Stored records:
____
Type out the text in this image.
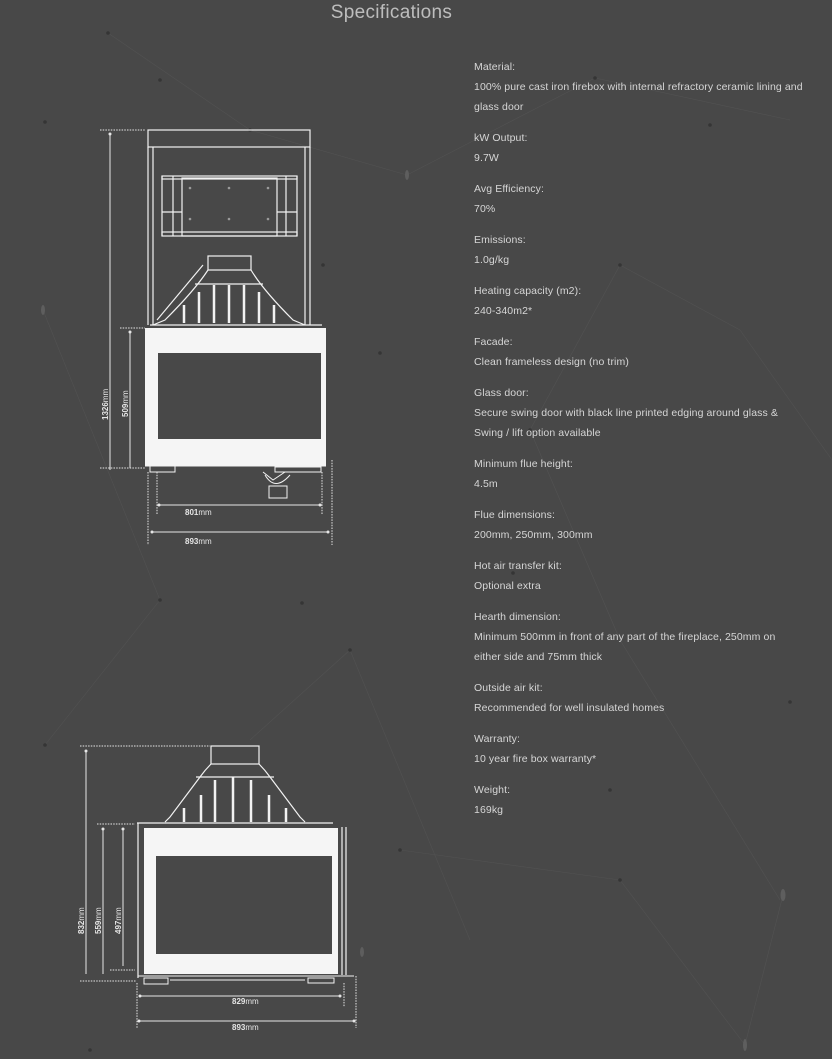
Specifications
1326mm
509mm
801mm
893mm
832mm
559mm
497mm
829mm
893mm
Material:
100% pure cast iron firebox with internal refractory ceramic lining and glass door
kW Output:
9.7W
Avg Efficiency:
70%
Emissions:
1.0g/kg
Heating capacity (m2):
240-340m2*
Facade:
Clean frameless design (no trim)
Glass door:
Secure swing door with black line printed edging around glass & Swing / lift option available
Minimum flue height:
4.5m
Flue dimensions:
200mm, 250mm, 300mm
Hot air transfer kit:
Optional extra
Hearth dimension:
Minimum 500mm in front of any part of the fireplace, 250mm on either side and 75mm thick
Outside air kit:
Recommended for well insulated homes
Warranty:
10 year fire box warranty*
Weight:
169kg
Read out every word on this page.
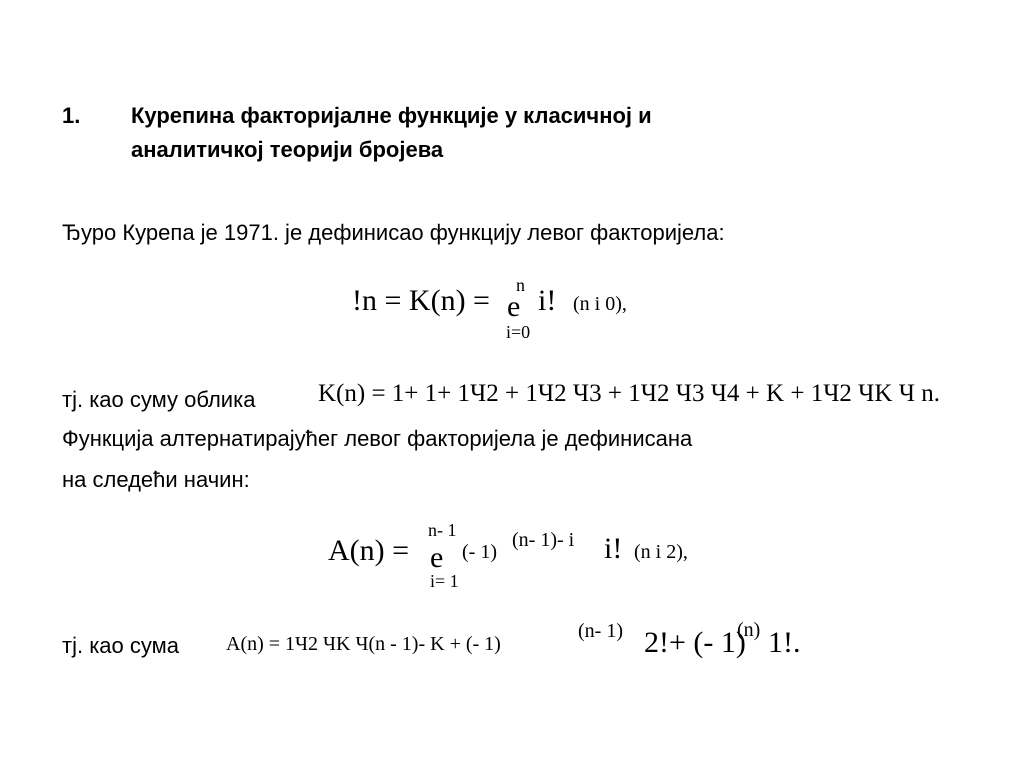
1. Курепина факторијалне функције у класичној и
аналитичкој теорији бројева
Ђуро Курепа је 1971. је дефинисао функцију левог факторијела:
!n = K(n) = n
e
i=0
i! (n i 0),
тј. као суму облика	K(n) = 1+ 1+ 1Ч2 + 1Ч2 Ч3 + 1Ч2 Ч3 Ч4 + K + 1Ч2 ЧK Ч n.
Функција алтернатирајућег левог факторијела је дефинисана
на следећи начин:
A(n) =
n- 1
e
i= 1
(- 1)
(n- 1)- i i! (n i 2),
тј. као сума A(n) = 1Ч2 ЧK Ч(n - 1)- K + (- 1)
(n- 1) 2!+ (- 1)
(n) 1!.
____
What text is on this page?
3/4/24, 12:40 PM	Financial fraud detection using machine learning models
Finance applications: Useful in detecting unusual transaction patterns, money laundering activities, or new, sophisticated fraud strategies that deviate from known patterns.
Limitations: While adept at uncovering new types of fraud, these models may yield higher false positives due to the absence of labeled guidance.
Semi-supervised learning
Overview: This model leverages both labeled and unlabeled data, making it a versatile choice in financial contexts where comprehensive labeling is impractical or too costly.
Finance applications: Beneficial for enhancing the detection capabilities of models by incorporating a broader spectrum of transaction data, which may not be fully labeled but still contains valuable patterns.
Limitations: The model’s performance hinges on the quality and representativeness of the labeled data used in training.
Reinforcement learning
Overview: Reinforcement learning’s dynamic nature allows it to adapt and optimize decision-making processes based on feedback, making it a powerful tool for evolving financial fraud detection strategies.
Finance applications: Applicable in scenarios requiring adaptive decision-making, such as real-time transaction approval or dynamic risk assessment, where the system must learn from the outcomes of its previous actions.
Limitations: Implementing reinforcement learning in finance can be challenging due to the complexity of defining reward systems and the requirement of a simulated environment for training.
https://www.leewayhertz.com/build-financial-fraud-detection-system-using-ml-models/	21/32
____
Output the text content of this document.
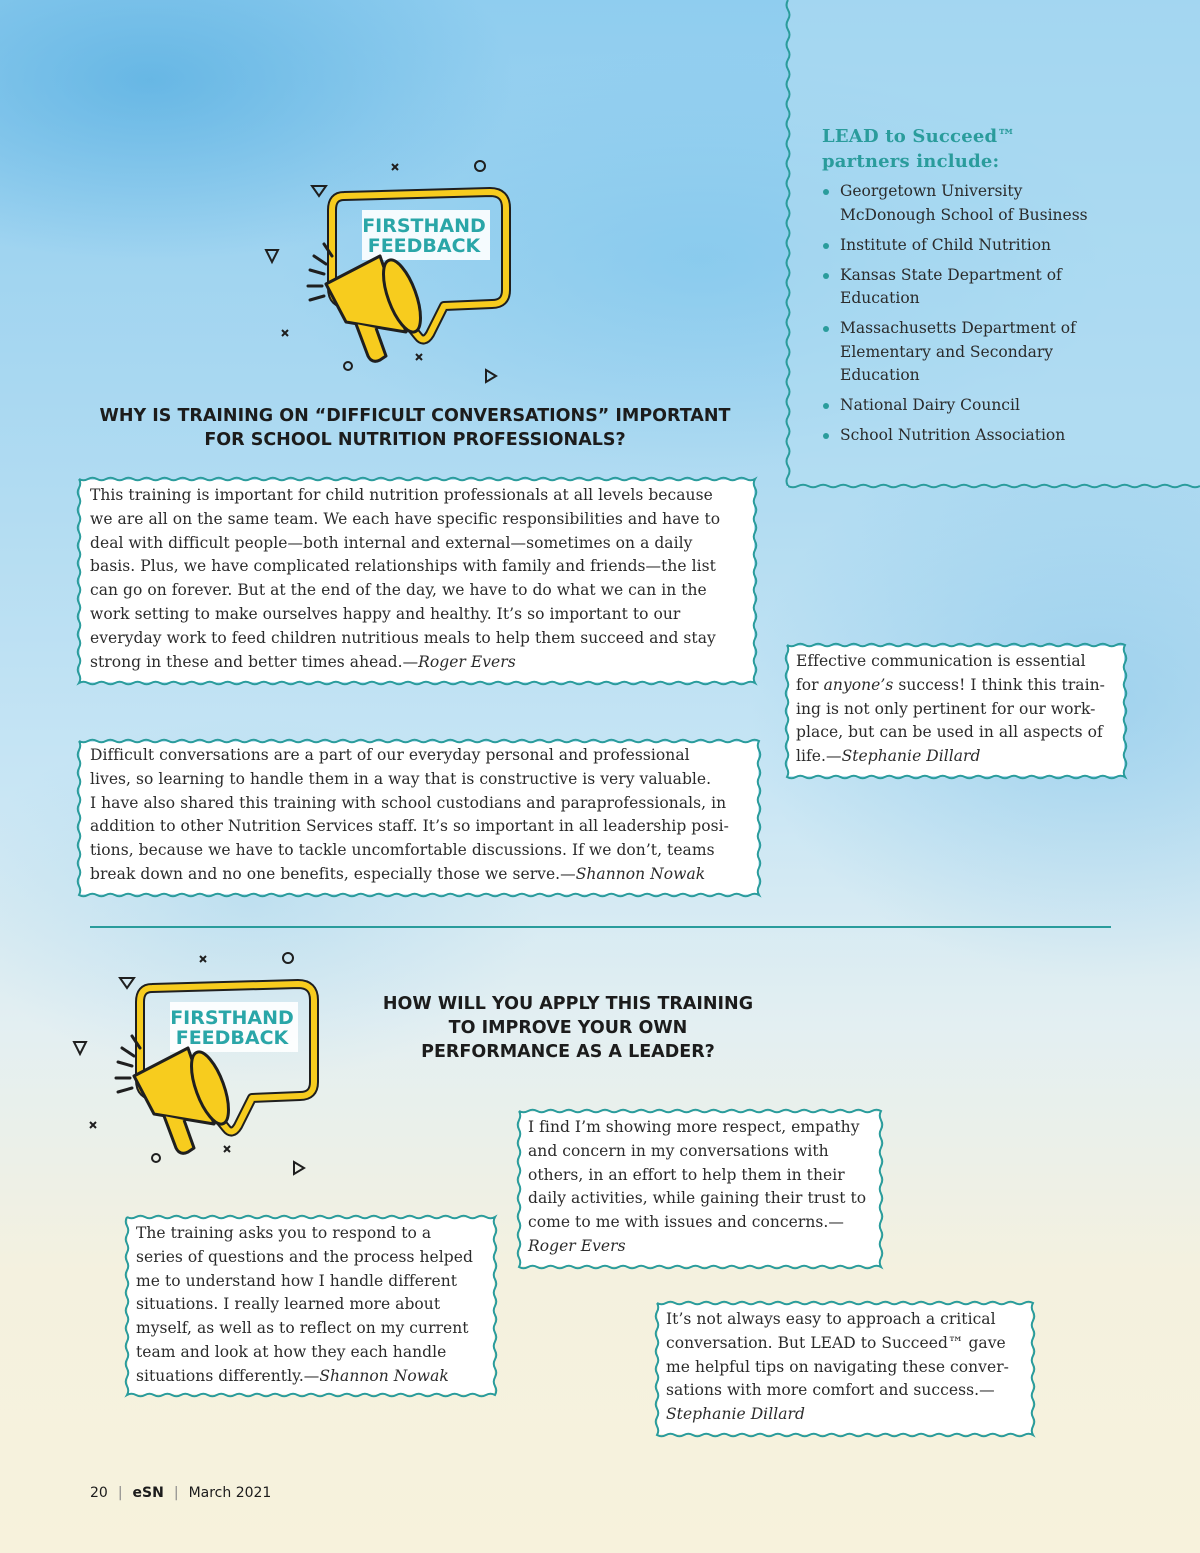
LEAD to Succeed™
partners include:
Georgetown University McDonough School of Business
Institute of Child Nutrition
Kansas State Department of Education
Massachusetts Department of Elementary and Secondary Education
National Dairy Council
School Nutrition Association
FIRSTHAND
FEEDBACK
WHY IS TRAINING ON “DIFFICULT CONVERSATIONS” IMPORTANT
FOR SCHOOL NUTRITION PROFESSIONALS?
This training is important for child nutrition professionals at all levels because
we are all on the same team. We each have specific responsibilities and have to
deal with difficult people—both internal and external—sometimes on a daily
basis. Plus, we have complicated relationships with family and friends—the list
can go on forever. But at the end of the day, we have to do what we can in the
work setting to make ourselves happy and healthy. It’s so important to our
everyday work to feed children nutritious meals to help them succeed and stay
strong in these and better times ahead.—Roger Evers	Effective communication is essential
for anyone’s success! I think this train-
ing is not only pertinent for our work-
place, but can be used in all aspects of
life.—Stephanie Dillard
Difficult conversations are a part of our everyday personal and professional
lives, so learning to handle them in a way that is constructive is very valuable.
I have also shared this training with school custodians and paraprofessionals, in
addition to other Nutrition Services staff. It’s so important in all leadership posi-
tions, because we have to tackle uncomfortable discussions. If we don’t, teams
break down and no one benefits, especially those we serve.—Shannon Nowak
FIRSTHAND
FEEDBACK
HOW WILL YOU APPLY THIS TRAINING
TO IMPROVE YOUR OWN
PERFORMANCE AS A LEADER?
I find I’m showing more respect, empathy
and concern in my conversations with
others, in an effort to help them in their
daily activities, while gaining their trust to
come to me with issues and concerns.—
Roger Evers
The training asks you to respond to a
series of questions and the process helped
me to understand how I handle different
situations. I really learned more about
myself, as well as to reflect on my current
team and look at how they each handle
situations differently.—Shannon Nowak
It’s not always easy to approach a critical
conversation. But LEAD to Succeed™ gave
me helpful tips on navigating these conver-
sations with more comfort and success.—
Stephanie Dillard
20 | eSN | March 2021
____
Written task: From the records, copy every line that has the string "situations" in it.

Full solution:
situations. I really learned more about
situations differently.—Shannon Nowak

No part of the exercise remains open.